(Stored data)
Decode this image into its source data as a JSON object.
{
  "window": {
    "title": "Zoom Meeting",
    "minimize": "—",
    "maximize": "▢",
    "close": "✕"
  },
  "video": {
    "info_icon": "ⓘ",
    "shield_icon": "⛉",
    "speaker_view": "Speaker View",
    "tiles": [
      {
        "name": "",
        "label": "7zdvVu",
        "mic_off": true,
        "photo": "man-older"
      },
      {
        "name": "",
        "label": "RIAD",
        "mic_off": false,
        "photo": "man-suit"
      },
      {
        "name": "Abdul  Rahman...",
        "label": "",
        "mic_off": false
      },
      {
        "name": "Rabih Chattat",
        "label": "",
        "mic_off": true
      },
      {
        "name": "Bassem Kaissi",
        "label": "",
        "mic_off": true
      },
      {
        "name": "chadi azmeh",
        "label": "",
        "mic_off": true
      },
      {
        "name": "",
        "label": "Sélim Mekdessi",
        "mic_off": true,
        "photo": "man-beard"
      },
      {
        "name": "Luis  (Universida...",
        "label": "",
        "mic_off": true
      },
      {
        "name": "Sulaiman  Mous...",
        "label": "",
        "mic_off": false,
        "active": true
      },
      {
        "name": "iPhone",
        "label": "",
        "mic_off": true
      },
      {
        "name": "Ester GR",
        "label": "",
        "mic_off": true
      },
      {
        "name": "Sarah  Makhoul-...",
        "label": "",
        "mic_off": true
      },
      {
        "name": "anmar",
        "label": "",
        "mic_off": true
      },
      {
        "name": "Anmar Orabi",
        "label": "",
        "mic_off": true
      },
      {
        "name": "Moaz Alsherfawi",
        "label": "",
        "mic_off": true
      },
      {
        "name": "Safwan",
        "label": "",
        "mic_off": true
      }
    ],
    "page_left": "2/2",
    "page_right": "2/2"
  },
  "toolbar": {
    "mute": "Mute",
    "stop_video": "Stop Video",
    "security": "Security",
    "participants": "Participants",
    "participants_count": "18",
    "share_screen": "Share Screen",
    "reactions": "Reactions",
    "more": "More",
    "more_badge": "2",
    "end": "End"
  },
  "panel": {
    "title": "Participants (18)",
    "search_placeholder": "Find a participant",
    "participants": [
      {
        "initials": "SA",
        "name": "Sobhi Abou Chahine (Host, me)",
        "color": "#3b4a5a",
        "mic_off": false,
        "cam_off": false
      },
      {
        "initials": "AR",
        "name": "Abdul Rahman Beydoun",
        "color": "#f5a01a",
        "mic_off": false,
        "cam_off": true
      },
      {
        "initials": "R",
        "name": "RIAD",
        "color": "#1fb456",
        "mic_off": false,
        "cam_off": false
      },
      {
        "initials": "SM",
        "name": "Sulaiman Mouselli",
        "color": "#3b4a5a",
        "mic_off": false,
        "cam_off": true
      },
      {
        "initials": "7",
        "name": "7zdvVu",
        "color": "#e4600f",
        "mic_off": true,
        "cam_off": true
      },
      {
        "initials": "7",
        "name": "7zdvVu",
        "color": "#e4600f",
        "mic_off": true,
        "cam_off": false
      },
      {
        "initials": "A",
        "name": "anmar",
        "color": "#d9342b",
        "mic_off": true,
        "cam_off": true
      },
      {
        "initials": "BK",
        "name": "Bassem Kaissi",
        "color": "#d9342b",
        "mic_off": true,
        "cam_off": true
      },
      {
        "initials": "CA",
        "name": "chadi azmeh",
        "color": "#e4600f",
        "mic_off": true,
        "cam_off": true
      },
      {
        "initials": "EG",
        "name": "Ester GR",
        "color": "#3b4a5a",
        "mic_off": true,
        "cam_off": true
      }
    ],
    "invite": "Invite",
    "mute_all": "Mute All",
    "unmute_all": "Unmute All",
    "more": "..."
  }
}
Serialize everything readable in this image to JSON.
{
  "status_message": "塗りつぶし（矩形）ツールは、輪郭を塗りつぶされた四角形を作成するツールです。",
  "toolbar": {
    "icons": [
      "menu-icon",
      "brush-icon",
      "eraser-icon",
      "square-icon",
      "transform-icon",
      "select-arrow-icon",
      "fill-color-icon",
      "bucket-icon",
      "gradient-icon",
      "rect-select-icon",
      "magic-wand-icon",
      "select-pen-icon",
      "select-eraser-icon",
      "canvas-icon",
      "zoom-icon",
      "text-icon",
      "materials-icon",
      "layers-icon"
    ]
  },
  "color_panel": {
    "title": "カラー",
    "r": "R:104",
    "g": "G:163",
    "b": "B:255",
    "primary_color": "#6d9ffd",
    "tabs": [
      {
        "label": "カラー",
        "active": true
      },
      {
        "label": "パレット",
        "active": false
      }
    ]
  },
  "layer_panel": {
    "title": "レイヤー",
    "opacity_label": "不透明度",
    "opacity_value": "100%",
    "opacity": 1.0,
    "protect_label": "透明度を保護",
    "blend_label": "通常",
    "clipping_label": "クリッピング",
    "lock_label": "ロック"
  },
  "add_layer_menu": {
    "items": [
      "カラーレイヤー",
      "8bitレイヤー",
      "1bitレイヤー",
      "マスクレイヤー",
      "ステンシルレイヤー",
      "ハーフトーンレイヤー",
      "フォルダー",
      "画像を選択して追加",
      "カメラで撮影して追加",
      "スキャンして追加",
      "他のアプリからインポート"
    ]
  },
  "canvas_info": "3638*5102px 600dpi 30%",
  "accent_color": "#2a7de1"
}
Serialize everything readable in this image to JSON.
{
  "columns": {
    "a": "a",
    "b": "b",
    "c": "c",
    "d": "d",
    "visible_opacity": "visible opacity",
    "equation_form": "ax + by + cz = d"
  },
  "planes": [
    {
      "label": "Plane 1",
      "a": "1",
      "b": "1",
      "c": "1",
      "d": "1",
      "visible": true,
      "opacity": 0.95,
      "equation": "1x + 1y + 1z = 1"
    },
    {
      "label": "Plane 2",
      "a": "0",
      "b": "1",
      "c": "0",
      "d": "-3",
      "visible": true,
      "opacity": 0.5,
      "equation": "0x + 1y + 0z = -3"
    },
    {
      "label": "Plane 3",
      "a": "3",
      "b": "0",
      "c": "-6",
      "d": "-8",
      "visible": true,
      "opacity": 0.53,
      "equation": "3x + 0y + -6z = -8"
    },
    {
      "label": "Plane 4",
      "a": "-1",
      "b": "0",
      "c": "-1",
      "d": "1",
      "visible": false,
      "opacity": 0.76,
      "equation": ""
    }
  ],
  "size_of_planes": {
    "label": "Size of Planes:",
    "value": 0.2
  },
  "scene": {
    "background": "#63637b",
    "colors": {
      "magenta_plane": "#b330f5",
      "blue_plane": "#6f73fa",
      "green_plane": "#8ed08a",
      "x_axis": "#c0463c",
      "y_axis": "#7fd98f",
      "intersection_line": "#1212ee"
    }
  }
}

- [Exercise requirements]
Transcribe every entry exactly.

- [Output for this task]
Decode this image into its source data as a JSON object.
{
  "window": {
    "title": "Zoom Meeting",
    "minimize": "—",
    "maximize": "▢",
    "close": "✕"
  },
  "video": {
    "info_icon": "ⓘ",
    "shield_icon": "⛉",
    "speaker_view": "Speaker View",
    "tiles": [
      {
        "name": "",
        "label": "7zdvVu",
        "mic_off": true,
        "photo": "man-older"
      },
      {
        "name": "",
        "label": "RIAD",
        "mic_off": false,
        "photo": "man-suit"
      },
      {
        "name": "Abdul  Rahman...",
        "label": "",
        "mic_off": false
      },
      {
        "name": "Rabih Chattat",
        "label": "",
        "mic_off": true
      },
      {
        "name": "Bassem Kaissi",
        "label": "",
        "mic_off": true
      },
      {
        "name": "chadi azmeh",
        "label": "",
        "mic_off": true
      },
      {
        "name": "",
        "label": "Sélim Mekdessi",
        "mic_off": true,
        "photo": "man-beard"
      },
      {
        "name": "Luis  (Universida...",
        "label": "",
        "mic_off": true
      },
      {
        "name": "Sulaiman  Mous...",
        "label": "",
        "mic_off": false,
        "active": true
      },
      {
        "name": "iPhone",
        "label": "",
        "mic_off": true
      },
      {
        "name": "Ester GR",
        "label": "",
        "mic_off": true
      },
      {
        "name": "Sarah  Makhoul-...",
        "label": "",
        "mic_off": true
      },
      {
        "name": "anmar",
        "label": "",
        "mic_off": true
      },
      {
        "name": "Anmar Orabi",
        "label": "",
        "mic_off": true
      },
      {
        "name": "Moaz Alsherfawi",
        "label": "",
        "mic_off": true
      },
      {
        "name": "Safwan",
        "label": "",
        "mic_off": true
      }
    ],
    "page_left": "2/2",
    "page_right": "2/2"
  },
  "toolbar": {
    "mute": "Mute",
    "stop_video": "Stop Video",
    "security": "Security",
    "participants": "Participants",
    "participants_count": "18",
    "share_screen": "Share Screen",
    "reactions": "Reactions",
    "more": "More",
    "more_badge": "2",
    "end": "End"
  },
  "panel": {
    "title": "Participants (18)",
    "search_placeholder": "Find a participant",
    "participants": [
      {
        "initials": "SA",
        "name": "Sobhi Abou Chahine (Host, me)",
        "color": "#3b4a5a",
        "mic_off": false,
        "cam_off": false
      },
      {
        "initials": "AR",
        "name": "Abdul Rahman Beydoun",
        "color": "#f5a01a",
        "mic_off": false,
        "cam_off": true
      },
      {
        "initials": "R",
        "name": "RIAD",
        "color": "#1fb456",
        "mic_off": false,
        "cam_off": false
      },
      {
        "initials": "SM",
        "name": "Sulaiman Mouselli",
        "color": "#3b4a5a",
        "mic_off": false,
        "cam_off": true
      },
      {
        "initials": "7",
        "name": "7zdvVu",
        "color": "#e4600f",
        "mic_off": true,
        "cam_off": true
      },
      {
        "initials": "7",
        "name": "7zdvVu",
        "color": "#e4600f",
        "mic_off": true,
        "cam_off": false
      },
      {
        "initials": "A",
        "name": "anmar",
        "color": "#d9342b",
        "mic_off": true,
        "cam_off": true
      },
      {
        "initials": "BK",
        "name": "Bassem Kaissi",
        "color": "#d9342b",
        "mic_off": true,
        "cam_off": true
      },
      {
        "initials": "CA",
        "name": "chadi azmeh",
        "color": "#e4600f",
        "mic_off": true,
        "cam_off": true
      },
      {
        "initials": "EG",
        "name": "Ester GR",
        "color": "#3b4a5a",
        "mic_off": true,
        "cam_off": true
      }
    ],
    "invite": "Invite",
    "mute_all": "Mute All",
    "unmute_all": "Unmute All",
    "more": "..."
  }
}
Serialize everything readable in this image to JSON.
{
  "status_message": "塗りつぶし（矩形）ツールは、輪郭を塗りつぶされた四角形を作成するツールです。",
  "toolbar": {
    "icons": [
      "menu-icon",
      "brush-icon",
      "eraser-icon",
      "square-icon",
      "transform-icon",
      "select-arrow-icon",
      "fill-color-icon",
      "bucket-icon",
      "gradient-icon",
      "rect-select-icon",
      "magic-wand-icon",
      "select-pen-icon",
      "select-eraser-icon",
      "canvas-icon",
      "zoom-icon",
      "text-icon",
      "materials-icon",
      "layers-icon"
    ]
  },
  "color_panel": {
    "title": "カラー",
    "r": "R:104",
    "g": "G:163",
    "b": "B:255",
    "primary_color": "#6d9ffd",
    "tabs": [
      {
        "label": "カラー",
        "active": true
      },
      {
        "label": "パレット",
        "active": false
      }
    ]
  },
  "layer_panel": {
    "title": "レイヤー",
    "opacity_label": "不透明度",
    "opacity_value": "100%",
    "opacity": 1.0,
    "protect_label": "透明度を保護",
    "blend_label": "通常",
    "clipping_label": "クリッピング",
    "lock_label": "ロック"
  },
  "add_layer_menu": {
    "items": [
      "カラーレイヤー",
      "8bitレイヤー",
      "1bitレイヤー",
      "マスクレイヤー",
      "ステンシルレイヤー",
      "ハーフトーンレイヤー",
      "フォルダー",
      "画像を選択して追加",
      "カメラで撮影して追加",
      "スキャンして追加",
      "他のアプリからインポート"
    ]
  },
  "canvas_info": "3638*5102px 600dpi 30%",
  "accent_color": "#2a7de1"
}
Serialize everything readable in this image to JSON.
{
  "columns": {
    "a": "a",
    "b": "b",
    "c": "c",
    "d": "d",
    "visible_opacity": "visible opacity",
    "equation_form": "ax + by + cz = d"
  },
  "planes": [
    {
      "label": "Plane 1",
      "a": "1",
      "b": "1",
      "c": "1",
      "d": "1",
      "visible": true,
      "opacity": 0.95,
      "equation": "1x + 1y + 1z = 1"
    },
    {
      "label": "Plane 2",
      "a": "0",
      "b": "1",
      "c": "0",
      "d": "-3",
      "visible": true,
      "opacity": 0.5,
      "equation": "0x + 1y + 0z = -3"
    },
    {
      "label": "Plane 3",
      "a": "3",
      "b": "0",
      "c": "-6",
      "d": "-8",
      "visible": true,
      "opacity": 0.53,
      "equation": "3x + 0y + -6z = -8"
    },
    {
      "label": "Plane 4",
      "a": "-1",
      "b": "0",
      "c": "-1",
      "d": "1",
      "visible": false,
      "opacity": 0.76,
      "equation": ""
    }
  ],
  "size_of_planes": {
    "label": "Size of Planes:",
    "value": 0.2
  },
  "scene": {
    "background": "#63637b",
    "colors": {
      "magenta_plane": "#b330f5",
      "blue_plane": "#6f73fa",
      "green_plane": "#8ed08a",
      "x_axis": "#c0463c",
      "y_axis": "#7fd98f",
      "intersection_line": "#1212ee"
    }
  }
}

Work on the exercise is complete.